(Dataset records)
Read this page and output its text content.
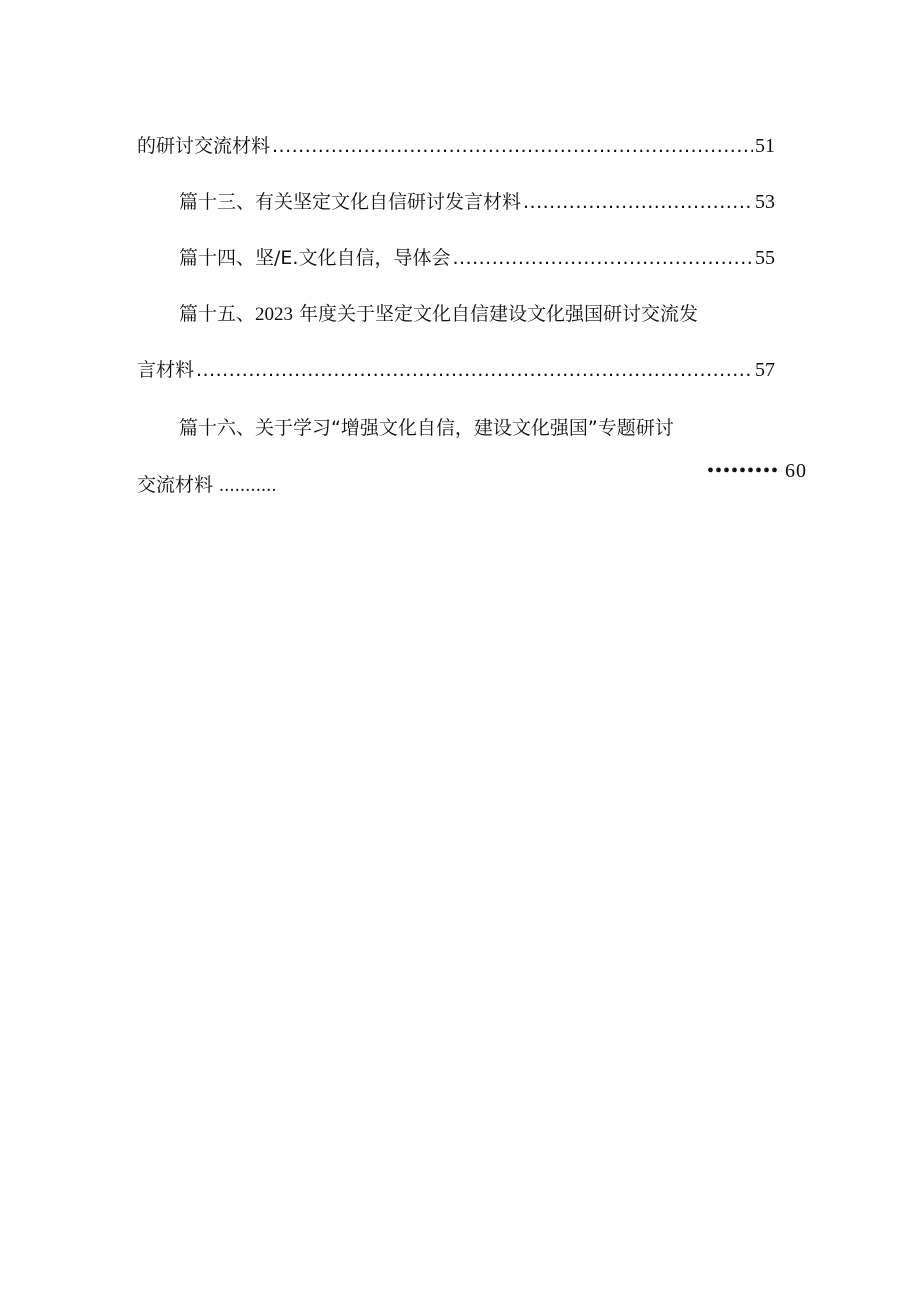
的研讨交流材料 .....	51
篇十三、有关坚定文化自信研讨发言材料 .....	53
篇十四、坚/E.文化自信，导体会 .....	55
篇十五、2023 年度关于坚定文化自信建设文化强国研讨交流发
言材料 .....	57
篇十六、关于学习“增强文化自信，建设文化强国”专题研讨
交流材料 ...........
••••••••• 60
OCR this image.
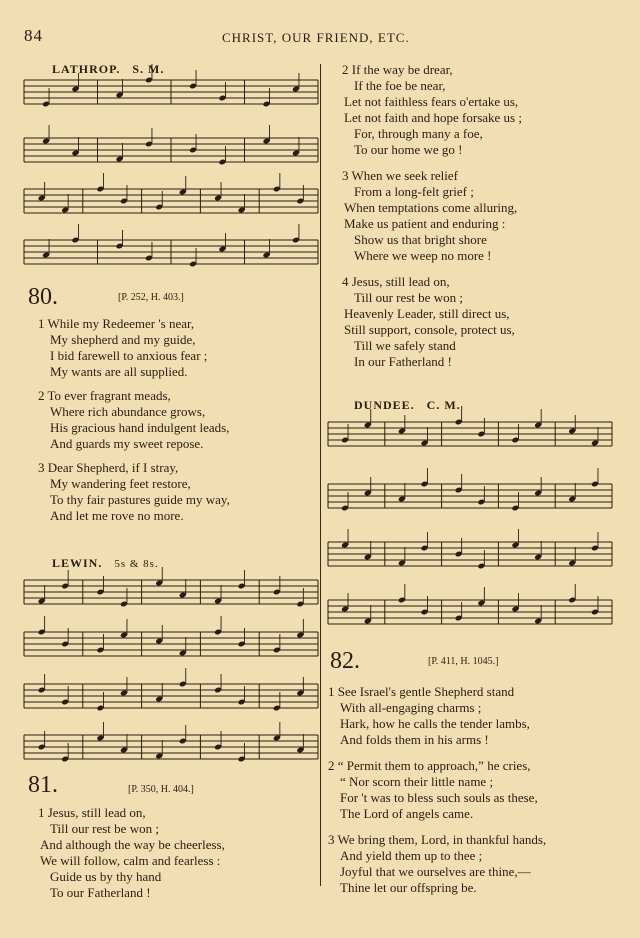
84	CHRIST, OUR FRIEND, ETC.
LATHROP. S. M.
80.	[P. 252, H. 403.]
1 While my Redeemer 's near,
My shepherd and my guide,
I bid farewell to anxious fear ;
My wants are all supplied.
2 To ever fragrant meads,
Where rich abundance grows,
His gracious hand indulgent leads,
And guards my sweet repose.
3 Dear Shepherd, if I stray,
My wandering feet restore,
To thy fair pastures guide my way,
And let me rove no more.
LEWIN. 5s & 8s.
81.	[P. 350, H. 404.]
1 Jesus, still lead on,
Till our rest be won ;
And although the way be cheerless,
We will follow, calm and fearless :
Guide us by thy hand
To our Fatherland !
2 If the way be drear,
If the foe be near,
Let not faithless fears o'ertake us,
Let not faith and hope forsake us ;
For, through many a foe,
To our home we go !
3 When we seek relief
From a long-felt grief ;
When temptations come alluring,
Make us patient and enduring :
Show us that bright shore
Where we weep no more !
4 Jesus, still lead on,
Till our rest be won ;
Heavenly Leader, still direct us,
Still support, console, protect us,
Till we safely stand
In our Fatherland !
DUNDEE. C. M.
82.	[P. 411, H. 1045.]
1 See Israel's gentle Shepherd stand
With all-engaging charms ;
Hark, how he calls the tender lambs,
And folds them in his arms !
2 “ Permit them to approach,” he cries,
“ Nor scorn their little name ;
For 't was to bless such souls as these,
The Lord of angels came.
3 We bring them, Lord, in thankful hands,
And yield them up to thee ;
Joyful that we ourselves are thine,—
Thine let our offspring be.
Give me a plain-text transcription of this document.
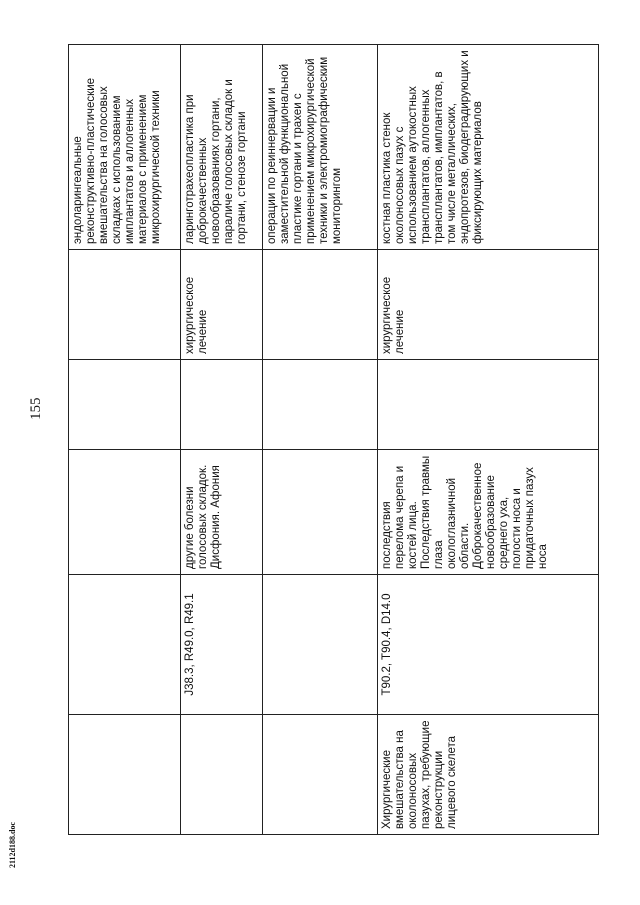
155
2112d188.doc
					эндоларингеальные реконструктивно-пластические вмешательства на голосовых складках с использованием имплантатов и аллогенных материалов с применением микрохирургической техники
	J38.3, R49.0, R49.1	другие болезни голосовых складок. Дисфония. Афония		хирургическое лечение	ларинготрахеопластика при доброкачественных новообразованиях гортани, параличе голосовых складок и гортани, стенозе гортани
					операции по реиннервации и заместительной функциональной пластике гортани и трахеи с применением микрохирургической техники и электромиографическим мониторингом
Хирургические вмешательства на околоносовых пазухах, требующие реконструкции лицевого скелета	T90.2, T90.4, D14.0	последствия перелома черепа и костей лица. Последствия травмы глаза окологлазничной области. Доброкачественное новообразование среднего уха, полости носа и придаточных пазух носа		хирургическое лечение	костная пластика стенок околоносовых пазух с использованием аутокостных трансплантатов, аллогенных трансплантатов, имплантатов, в том числе металлических, эндопротезов, биодеградирующих и фиксирующих материалов
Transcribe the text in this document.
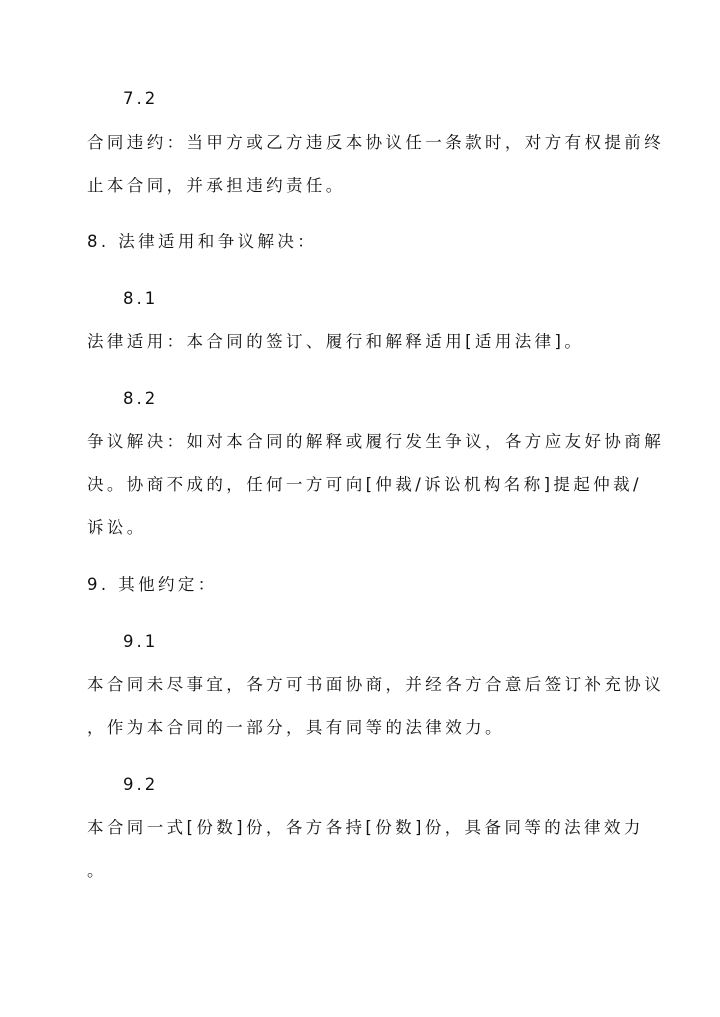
7.2
合同违约：当甲方或乙方违反本协议任一条款时，对方有权提前终
止本合同，并承担违约责任。
8. 法律适用和争议解决：
8.1
法律适用：本合同的签订、履行和解释适用[适用法律]。
8.2
争议解决：如对本合同的解释或履行发生争议，各方应友好协商解
决。协商不成的，任何一方可向[仲裁/诉讼机构名称]提起仲裁/
诉讼。
9. 其他约定：
9.1
本合同未尽事宜，各方可书面协商，并经各方合意后签订补充协议
，作为本合同的一部分，具有同等的法律效力。
9.2
本合同一式[份数]份，各方各持[份数]份，具备同等的法律效力
。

EXERCISE OBJECTIVE
Return each line exactly as written. Any picture gets left out.

PROBLEM SOLUTION
Read this page and output its text content.
的研讨交流材料 .....	51
篇十三、有关坚定文化自信研讨发言材料 .....	53
篇十四、坚/E.文化自信，导体会 .....	55
篇十五、2023 年度关于坚定文化自信建设文化强国研讨交流发
言材料 .....	57
篇十六、关于学习“增强文化自信，建设文化强国”专题研讨
交流材料 ...........
••••••••• 60
OCR this image.
84	CHRIST, OUR FRIEND, ETC.
LATHROP. S. M.
80.	[P. 252, H. 403.]
1 While my Redeemer 's near,
My shepherd and my guide,
I bid farewell to anxious fear ;
My wants are all supplied.
2 To ever fragrant meads,
Where rich abundance grows,
His gracious hand indulgent leads,
And guards my sweet repose.
3 Dear Shepherd, if I stray,
My wandering feet restore,
To thy fair pastures guide my way,
And let me rove no more.
LEWIN. 5s & 8s.
81.	[P. 350, H. 404.]
1 Jesus, still lead on,
Till our rest be won ;
And although the way be cheerless,
We will follow, calm and fearless :
Guide us by thy hand
To our Fatherland !
2 If the way be drear,
If the foe be near,
Let not faithless fears o'ertake us,
Let not faith and hope forsake us ;
For, through many a foe,
To our home we go !
3 When we seek relief
From a long-felt grief ;
When temptations come alluring,
Make us patient and enduring :
Show us that bright shore
Where we weep no more !
4 Jesus, still lead on,
Till our rest be won ;
Heavenly Leader, still direct us,
Still support, console, protect us,
Till we safely stand
In our Fatherland !
DUNDEE. C. M.
82.	[P. 411, H. 1045.]
1 See Israel's gentle Shepherd stand
With all-engaging charms ;
Hark, how he calls the tender lambs,
And folds them in his arms !
2 “ Permit them to approach,” he cries,
“ Nor scorn their little name ;
For 't was to bless such souls as these,
The Lord of angels came.
3 We bring them, Lord, in thankful hands,
And yield them up to thee ;
Joyful that we ourselves are thine,—
Thine let our offspring be.
Give me a plain-text transcription of this document.
155
2112d188.doc
					эндоларингеальные реконструктивно-пластические вмешательства на голосовых складках с использованием имплантатов и аллогенных материалов с применением микрохирургической техники
	J38.3, R49.0, R49.1	другие болезни голосовых складок. Дисфония. Афония		хирургическое лечение	ларинготрахеопластика при доброкачественных новообразованиях гортани, параличе голосовых складок и гортани, стенозе гортани
					операции по реиннервации и заместительной функциональной пластике гортани и трахеи с применением микрохирургической техники и электромиографическим мониторингом
Хирургические вмешательства на околоносовых пазухах, требующие реконструкции лицевого скелета	T90.2, T90.4, D14.0	последствия перелома черепа и костей лица. Последствия травмы глаза окологлазничной области. Доброкачественное новообразование среднего уха, полости носа и придаточных пазух носа		хирургическое лечение	костная пластика стенок околоносовых пазух с использованием аутокостных трансплантатов, аллогенных трансплантатов, имплантатов, в том числе металлических, эндопротезов, биодеградирующих и фиксирующих материалов
Transcribe the text in this document.
7.2
合同违约：当甲方或乙方违反本协议任一条款时，对方有权提前终
止本合同，并承担违约责任。
8. 法律适用和争议解决：
8.1
法律适用：本合同的签订、履行和解释适用[适用法律]。
8.2
争议解决：如对本合同的解释或履行发生争议，各方应友好协商解
决。协商不成的，任何一方可向[仲裁/诉讼机构名称]提起仲裁/
诉讼。
9. 其他约定：
9.1
本合同未尽事宜，各方可书面协商，并经各方合意后签订补充协议
，作为本合同的一部分，具有同等的法律效力。
9.2
本合同一式[份数]份，各方各持[份数]份，具备同等的法律效力
。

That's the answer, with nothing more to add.